Dataset records:
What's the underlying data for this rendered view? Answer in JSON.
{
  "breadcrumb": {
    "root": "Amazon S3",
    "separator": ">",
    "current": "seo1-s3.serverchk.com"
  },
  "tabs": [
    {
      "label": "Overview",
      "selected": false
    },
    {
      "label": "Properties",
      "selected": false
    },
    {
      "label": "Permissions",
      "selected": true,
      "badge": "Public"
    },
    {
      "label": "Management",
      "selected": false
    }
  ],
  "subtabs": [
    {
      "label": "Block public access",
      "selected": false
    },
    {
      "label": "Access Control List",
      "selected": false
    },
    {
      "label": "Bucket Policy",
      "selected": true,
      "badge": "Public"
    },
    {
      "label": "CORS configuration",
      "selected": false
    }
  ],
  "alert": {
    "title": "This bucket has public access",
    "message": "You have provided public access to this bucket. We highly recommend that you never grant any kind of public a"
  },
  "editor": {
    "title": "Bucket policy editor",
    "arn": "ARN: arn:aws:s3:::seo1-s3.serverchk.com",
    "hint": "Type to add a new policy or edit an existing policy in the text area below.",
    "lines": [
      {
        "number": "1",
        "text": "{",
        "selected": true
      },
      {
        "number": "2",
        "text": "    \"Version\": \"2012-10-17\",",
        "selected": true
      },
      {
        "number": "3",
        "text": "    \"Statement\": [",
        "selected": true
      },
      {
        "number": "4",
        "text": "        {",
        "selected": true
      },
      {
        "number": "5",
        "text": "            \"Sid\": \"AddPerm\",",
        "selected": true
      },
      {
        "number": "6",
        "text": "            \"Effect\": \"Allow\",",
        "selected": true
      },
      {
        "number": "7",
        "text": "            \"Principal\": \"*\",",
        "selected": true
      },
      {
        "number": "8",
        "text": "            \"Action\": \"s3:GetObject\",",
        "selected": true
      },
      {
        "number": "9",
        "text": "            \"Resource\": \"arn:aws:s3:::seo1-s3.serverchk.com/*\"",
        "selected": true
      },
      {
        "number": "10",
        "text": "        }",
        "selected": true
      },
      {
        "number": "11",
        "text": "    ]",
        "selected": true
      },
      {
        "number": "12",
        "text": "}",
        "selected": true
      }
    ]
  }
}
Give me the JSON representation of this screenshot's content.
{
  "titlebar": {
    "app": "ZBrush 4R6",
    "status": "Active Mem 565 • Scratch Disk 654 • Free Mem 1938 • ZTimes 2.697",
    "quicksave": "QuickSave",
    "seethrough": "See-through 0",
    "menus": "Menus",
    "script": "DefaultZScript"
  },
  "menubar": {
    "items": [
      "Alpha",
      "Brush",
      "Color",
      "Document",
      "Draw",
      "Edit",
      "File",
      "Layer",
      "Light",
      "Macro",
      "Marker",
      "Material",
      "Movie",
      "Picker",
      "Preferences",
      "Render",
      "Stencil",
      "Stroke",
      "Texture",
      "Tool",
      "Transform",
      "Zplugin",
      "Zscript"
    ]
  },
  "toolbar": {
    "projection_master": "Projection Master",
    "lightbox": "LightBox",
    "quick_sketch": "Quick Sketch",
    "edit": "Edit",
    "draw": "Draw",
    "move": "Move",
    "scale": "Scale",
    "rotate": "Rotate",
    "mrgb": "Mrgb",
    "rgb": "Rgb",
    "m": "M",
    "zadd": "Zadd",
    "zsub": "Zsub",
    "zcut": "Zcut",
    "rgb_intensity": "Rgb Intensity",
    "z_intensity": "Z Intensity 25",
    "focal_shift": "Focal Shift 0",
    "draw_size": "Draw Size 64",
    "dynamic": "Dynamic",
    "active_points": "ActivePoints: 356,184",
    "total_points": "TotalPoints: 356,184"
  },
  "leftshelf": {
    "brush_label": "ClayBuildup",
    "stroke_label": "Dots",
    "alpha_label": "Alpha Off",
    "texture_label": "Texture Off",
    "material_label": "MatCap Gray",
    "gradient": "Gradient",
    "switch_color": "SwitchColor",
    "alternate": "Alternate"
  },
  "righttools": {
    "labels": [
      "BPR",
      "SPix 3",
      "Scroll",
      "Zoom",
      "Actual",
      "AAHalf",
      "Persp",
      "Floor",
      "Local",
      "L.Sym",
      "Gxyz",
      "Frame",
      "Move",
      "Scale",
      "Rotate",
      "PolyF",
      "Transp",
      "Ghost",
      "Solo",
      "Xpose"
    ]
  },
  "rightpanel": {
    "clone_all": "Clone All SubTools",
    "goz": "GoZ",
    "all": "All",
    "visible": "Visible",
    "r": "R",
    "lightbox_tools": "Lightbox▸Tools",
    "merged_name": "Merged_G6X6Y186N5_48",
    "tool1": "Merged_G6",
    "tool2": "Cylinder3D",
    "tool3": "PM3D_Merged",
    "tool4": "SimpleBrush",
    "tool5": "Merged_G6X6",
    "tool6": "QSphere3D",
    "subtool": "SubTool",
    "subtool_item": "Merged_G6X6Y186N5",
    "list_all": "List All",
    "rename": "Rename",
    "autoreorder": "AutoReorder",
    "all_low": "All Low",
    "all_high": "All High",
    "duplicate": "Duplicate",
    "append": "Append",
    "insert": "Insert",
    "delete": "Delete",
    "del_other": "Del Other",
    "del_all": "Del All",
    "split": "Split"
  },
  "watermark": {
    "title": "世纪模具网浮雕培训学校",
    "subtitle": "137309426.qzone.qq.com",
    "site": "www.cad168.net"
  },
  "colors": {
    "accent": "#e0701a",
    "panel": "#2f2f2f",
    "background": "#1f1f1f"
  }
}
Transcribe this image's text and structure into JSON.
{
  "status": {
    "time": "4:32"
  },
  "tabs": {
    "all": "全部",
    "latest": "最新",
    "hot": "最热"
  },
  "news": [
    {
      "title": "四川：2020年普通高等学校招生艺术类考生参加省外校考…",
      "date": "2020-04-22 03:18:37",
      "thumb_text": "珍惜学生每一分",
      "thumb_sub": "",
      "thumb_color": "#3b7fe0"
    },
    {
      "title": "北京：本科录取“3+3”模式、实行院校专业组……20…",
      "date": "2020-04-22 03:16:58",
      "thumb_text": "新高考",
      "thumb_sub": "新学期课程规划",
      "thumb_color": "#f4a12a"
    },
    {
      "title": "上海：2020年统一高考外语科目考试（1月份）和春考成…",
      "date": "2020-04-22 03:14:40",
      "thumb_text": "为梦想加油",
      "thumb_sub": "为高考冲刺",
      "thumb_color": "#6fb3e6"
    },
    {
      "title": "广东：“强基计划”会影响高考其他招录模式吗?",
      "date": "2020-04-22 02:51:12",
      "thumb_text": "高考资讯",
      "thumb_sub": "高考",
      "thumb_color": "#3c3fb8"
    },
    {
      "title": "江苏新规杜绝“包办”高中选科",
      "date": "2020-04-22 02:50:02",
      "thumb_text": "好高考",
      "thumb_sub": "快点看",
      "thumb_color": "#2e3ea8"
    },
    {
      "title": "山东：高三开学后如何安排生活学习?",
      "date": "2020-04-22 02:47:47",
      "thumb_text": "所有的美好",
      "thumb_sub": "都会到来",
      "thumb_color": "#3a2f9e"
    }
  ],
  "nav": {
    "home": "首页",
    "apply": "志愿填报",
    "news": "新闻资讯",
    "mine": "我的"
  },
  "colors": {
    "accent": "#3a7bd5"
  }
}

◆ **WRITTEN PROBLEM**
Extract the complete data, matching each line exactly.

◆ **TASK ANSWER**
What's the underlying data for this rendered view? Answer in JSON.
{
  "breadcrumb": {
    "root": "Amazon S3",
    "separator": ">",
    "current": "seo1-s3.serverchk.com"
  },
  "tabs": [
    {
      "label": "Overview",
      "selected": false
    },
    {
      "label": "Properties",
      "selected": false
    },
    {
      "label": "Permissions",
      "selected": true,
      "badge": "Public"
    },
    {
      "label": "Management",
      "selected": false
    }
  ],
  "subtabs": [
    {
      "label": "Block public access",
      "selected": false
    },
    {
      "label": "Access Control List",
      "selected": false
    },
    {
      "label": "Bucket Policy",
      "selected": true,
      "badge": "Public"
    },
    {
      "label": "CORS configuration",
      "selected": false
    }
  ],
  "alert": {
    "title": "This bucket has public access",
    "message": "You have provided public access to this bucket. We highly recommend that you never grant any kind of public a"
  },
  "editor": {
    "title": "Bucket policy editor",
    "arn": "ARN: arn:aws:s3:::seo1-s3.serverchk.com",
    "hint": "Type to add a new policy or edit an existing policy in the text area below.",
    "lines": [
      {
        "number": "1",
        "text": "{",
        "selected": true
      },
      {
        "number": "2",
        "text": "    \"Version\": \"2012-10-17\",",
        "selected": true
      },
      {
        "number": "3",
        "text": "    \"Statement\": [",
        "selected": true
      },
      {
        "number": "4",
        "text": "        {",
        "selected": true
      },
      {
        "number": "5",
        "text": "            \"Sid\": \"AddPerm\",",
        "selected": true
      },
      {
        "number": "6",
        "text": "            \"Effect\": \"Allow\",",
        "selected": true
      },
      {
        "number": "7",
        "text": "            \"Principal\": \"*\",",
        "selected": true
      },
      {
        "number": "8",
        "text": "            \"Action\": \"s3:GetObject\",",
        "selected": true
      },
      {
        "number": "9",
        "text": "            \"Resource\": \"arn:aws:s3:::seo1-s3.serverchk.com/*\"",
        "selected": true
      },
      {
        "number": "10",
        "text": "        }",
        "selected": true
      },
      {
        "number": "11",
        "text": "    ]",
        "selected": true
      },
      {
        "number": "12",
        "text": "}",
        "selected": true
      }
    ]
  }
}
Give me the JSON representation of this screenshot's content.
{
  "titlebar": {
    "app": "ZBrush 4R6",
    "status": "Active Mem 565 • Scratch Disk 654 • Free Mem 1938 • ZTimes 2.697",
    "quicksave": "QuickSave",
    "seethrough": "See-through 0",
    "menus": "Menus",
    "script": "DefaultZScript"
  },
  "menubar": {
    "items": [
      "Alpha",
      "Brush",
      "Color",
      "Document",
      "Draw",
      "Edit",
      "File",
      "Layer",
      "Light",
      "Macro",
      "Marker",
      "Material",
      "Movie",
      "Picker",
      "Preferences",
      "Render",
      "Stencil",
      "Stroke",
      "Texture",
      "Tool",
      "Transform",
      "Zplugin",
      "Zscript"
    ]
  },
  "toolbar": {
    "projection_master": "Projection Master",
    "lightbox": "LightBox",
    "quick_sketch": "Quick Sketch",
    "edit": "Edit",
    "draw": "Draw",
    "move": "Move",
    "scale": "Scale",
    "rotate": "Rotate",
    "mrgb": "Mrgb",
    "rgb": "Rgb",
    "m": "M",
    "zadd": "Zadd",
    "zsub": "Zsub",
    "zcut": "Zcut",
    "rgb_intensity": "Rgb Intensity",
    "z_intensity": "Z Intensity 25",
    "focal_shift": "Focal Shift 0",
    "draw_size": "Draw Size 64",
    "dynamic": "Dynamic",
    "active_points": "ActivePoints: 356,184",
    "total_points": "TotalPoints: 356,184"
  },
  "leftshelf": {
    "brush_label": "ClayBuildup",
    "stroke_label": "Dots",
    "alpha_label": "Alpha Off",
    "texture_label": "Texture Off",
    "material_label": "MatCap Gray",
    "gradient": "Gradient",
    "switch_color": "SwitchColor",
    "alternate": "Alternate"
  },
  "righttools": {
    "labels": [
      "BPR",
      "SPix 3",
      "Scroll",
      "Zoom",
      "Actual",
      "AAHalf",
      "Persp",
      "Floor",
      "Local",
      "L.Sym",
      "Gxyz",
      "Frame",
      "Move",
      "Scale",
      "Rotate",
      "PolyF",
      "Transp",
      "Ghost",
      "Solo",
      "Xpose"
    ]
  },
  "rightpanel": {
    "clone_all": "Clone All SubTools",
    "goz": "GoZ",
    "all": "All",
    "visible": "Visible",
    "r": "R",
    "lightbox_tools": "Lightbox▸Tools",
    "merged_name": "Merged_G6X6Y186N5_48",
    "tool1": "Merged_G6",
    "tool2": "Cylinder3D",
    "tool3": "PM3D_Merged",
    "tool4": "SimpleBrush",
    "tool5": "Merged_G6X6",
    "tool6": "QSphere3D",
    "subtool": "SubTool",
    "subtool_item": "Merged_G6X6Y186N5",
    "list_all": "List All",
    "rename": "Rename",
    "autoreorder": "AutoReorder",
    "all_low": "All Low",
    "all_high": "All High",
    "duplicate": "Duplicate",
    "append": "Append",
    "insert": "Insert",
    "delete": "Delete",
    "del_other": "Del Other",
    "del_all": "Del All",
    "split": "Split"
  },
  "watermark": {
    "title": "世纪模具网浮雕培训学校",
    "subtitle": "137309426.qzone.qq.com",
    "site": "www.cad168.net"
  },
  "colors": {
    "accent": "#e0701a",
    "panel": "#2f2f2f",
    "background": "#1f1f1f"
  }
}
Transcribe this image's text and structure into JSON.
{
  "status": {
    "time": "4:32"
  },
  "tabs": {
    "all": "全部",
    "latest": "最新",
    "hot": "最热"
  },
  "news": [
    {
      "title": "四川：2020年普通高等学校招生艺术类考生参加省外校考…",
      "date": "2020-04-22 03:18:37",
      "thumb_text": "珍惜学生每一分",
      "thumb_sub": "",
      "thumb_color": "#3b7fe0"
    },
    {
      "title": "北京：本科录取“3+3”模式、实行院校专业组……20…",
      "date": "2020-04-22 03:16:58",
      "thumb_text": "新高考",
      "thumb_sub": "新学期课程规划",
      "thumb_color": "#f4a12a"
    },
    {
      "title": "上海：2020年统一高考外语科目考试（1月份）和春考成…",
      "date": "2020-04-22 03:14:40",
      "thumb_text": "为梦想加油",
      "thumb_sub": "为高考冲刺",
      "thumb_color": "#6fb3e6"
    },
    {
      "title": "广东：“强基计划”会影响高考其他招录模式吗?",
      "date": "2020-04-22 02:51:12",
      "thumb_text": "高考资讯",
      "thumb_sub": "高考",
      "thumb_color": "#3c3fb8"
    },
    {
      "title": "江苏新规杜绝“包办”高中选科",
      "date": "2020-04-22 02:50:02",
      "thumb_text": "好高考",
      "thumb_sub": "快点看",
      "thumb_color": "#2e3ea8"
    },
    {
      "title": "山东：高三开学后如何安排生活学习?",
      "date": "2020-04-22 02:47:47",
      "thumb_text": "所有的美好",
      "thumb_sub": "都会到来",
      "thumb_color": "#3a2f9e"
    }
  ],
  "nav": {
    "home": "首页",
    "apply": "志愿填报",
    "news": "新闻资讯",
    "mine": "我的"
  },
  "colors": {
    "accent": "#3a7bd5"
  }
}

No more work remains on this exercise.